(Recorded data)

* * * * *

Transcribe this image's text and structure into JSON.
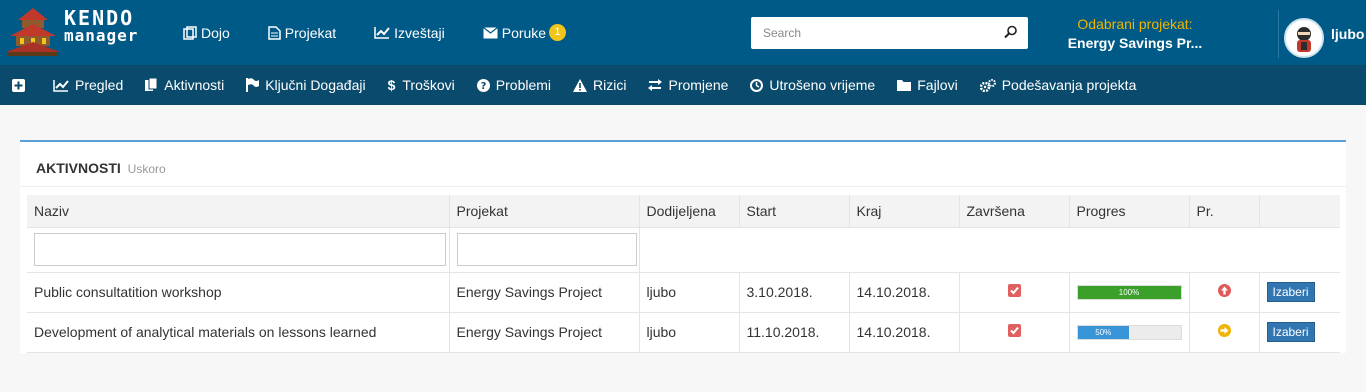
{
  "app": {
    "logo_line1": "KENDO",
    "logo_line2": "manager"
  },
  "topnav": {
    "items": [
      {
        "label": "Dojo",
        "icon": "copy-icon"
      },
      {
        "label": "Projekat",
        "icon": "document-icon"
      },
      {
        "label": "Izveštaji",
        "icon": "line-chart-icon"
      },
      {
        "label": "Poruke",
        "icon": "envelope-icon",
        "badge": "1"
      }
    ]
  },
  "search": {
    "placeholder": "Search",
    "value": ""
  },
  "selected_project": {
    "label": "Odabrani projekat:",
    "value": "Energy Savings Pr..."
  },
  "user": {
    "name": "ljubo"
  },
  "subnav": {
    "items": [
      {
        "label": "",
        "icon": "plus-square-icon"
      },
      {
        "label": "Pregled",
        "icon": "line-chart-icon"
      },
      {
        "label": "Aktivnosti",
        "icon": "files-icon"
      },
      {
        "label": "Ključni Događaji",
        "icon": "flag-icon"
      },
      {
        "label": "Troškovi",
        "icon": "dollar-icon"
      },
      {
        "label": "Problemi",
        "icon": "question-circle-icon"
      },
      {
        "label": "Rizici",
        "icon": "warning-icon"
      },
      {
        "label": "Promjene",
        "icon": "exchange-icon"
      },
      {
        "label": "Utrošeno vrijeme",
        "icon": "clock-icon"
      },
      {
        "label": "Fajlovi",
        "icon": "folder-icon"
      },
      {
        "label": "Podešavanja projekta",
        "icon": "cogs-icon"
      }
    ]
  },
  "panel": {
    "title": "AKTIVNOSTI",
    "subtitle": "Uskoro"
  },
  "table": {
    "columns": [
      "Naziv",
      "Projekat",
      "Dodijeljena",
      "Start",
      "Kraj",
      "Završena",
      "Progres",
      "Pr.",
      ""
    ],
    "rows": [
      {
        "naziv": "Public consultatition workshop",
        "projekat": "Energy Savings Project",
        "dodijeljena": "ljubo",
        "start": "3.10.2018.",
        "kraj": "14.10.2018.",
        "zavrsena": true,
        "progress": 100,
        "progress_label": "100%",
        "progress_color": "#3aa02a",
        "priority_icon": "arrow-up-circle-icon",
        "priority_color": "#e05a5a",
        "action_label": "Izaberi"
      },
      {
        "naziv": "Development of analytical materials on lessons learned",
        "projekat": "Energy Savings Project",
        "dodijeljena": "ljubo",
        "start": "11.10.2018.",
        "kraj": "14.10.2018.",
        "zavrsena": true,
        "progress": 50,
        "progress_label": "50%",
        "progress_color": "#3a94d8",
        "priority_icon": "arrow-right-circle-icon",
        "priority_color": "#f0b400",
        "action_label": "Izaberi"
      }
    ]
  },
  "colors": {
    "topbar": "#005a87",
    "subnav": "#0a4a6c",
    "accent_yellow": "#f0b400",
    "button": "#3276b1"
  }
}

* * * * *

> [WORK TO BE COMPLETED]
Drop the pictures and reproduce the rest of the entries above exactly.

> [ANSWER TO THIS EXERCISE]
Transcribe this image's text and structure into JSON.
{
  "app": {
    "logo_line1": "KENDO",
    "logo_line2": "manager"
  },
  "topnav": {
    "items": [
      {
        "label": "Dojo",
        "icon": "copy-icon"
      },
      {
        "label": "Projekat",
        "icon": "document-icon"
      },
      {
        "label": "Izveštaji",
        "icon": "line-chart-icon"
      },
      {
        "label": "Poruke",
        "icon": "envelope-icon",
        "badge": "1"
      }
    ]
  },
  "search": {
    "placeholder": "Search",
    "value": ""
  },
  "selected_project": {
    "label": "Odabrani projekat:",
    "value": "Energy Savings Pr..."
  },
  "user": {
    "name": "ljubo"
  },
  "subnav": {
    "items": [
      {
        "label": "",
        "icon": "plus-square-icon"
      },
      {
        "label": "Pregled",
        "icon": "line-chart-icon"
      },
      {
        "label": "Aktivnosti",
        "icon": "files-icon"
      },
      {
        "label": "Ključni Događaji",
        "icon": "flag-icon"
      },
      {
        "label": "Troškovi",
        "icon": "dollar-icon"
      },
      {
        "label": "Problemi",
        "icon": "question-circle-icon"
      },
      {
        "label": "Rizici",
        "icon": "warning-icon"
      },
      {
        "label": "Promjene",
        "icon": "exchange-icon"
      },
      {
        "label": "Utrošeno vrijeme",
        "icon": "clock-icon"
      },
      {
        "label": "Fajlovi",
        "icon": "folder-icon"
      },
      {
        "label": "Podešavanja projekta",
        "icon": "cogs-icon"
      }
    ]
  },
  "panel": {
    "title": "AKTIVNOSTI",
    "subtitle": "Uskoro"
  },
  "table": {
    "columns": [
      "Naziv",
      "Projekat",
      "Dodijeljena",
      "Start",
      "Kraj",
      "Završena",
      "Progres",
      "Pr.",
      ""
    ],
    "rows": [
      {
        "naziv": "Public consultatition workshop",
        "projekat": "Energy Savings Project",
        "dodijeljena": "ljubo",
        "start": "3.10.2018.",
        "kraj": "14.10.2018.",
        "zavrsena": true,
        "progress": 100,
        "progress_label": "100%",
        "progress_color": "#3aa02a",
        "priority_icon": "arrow-up-circle-icon",
        "priority_color": "#e05a5a",
        "action_label": "Izaberi"
      },
      {
        "naziv": "Development of analytical materials on lessons learned",
        "projekat": "Energy Savings Project",
        "dodijeljena": "ljubo",
        "start": "11.10.2018.",
        "kraj": "14.10.2018.",
        "zavrsena": true,
        "progress": 50,
        "progress_label": "50%",
        "progress_color": "#3a94d8",
        "priority_icon": "arrow-right-circle-icon",
        "priority_color": "#f0b400",
        "action_label": "Izaberi"
      }
    ]
  },
  "colors": {
    "topbar": "#005a87",
    "subnav": "#0a4a6c",
    "accent_yellow": "#f0b400",
    "button": "#3276b1"
  }
}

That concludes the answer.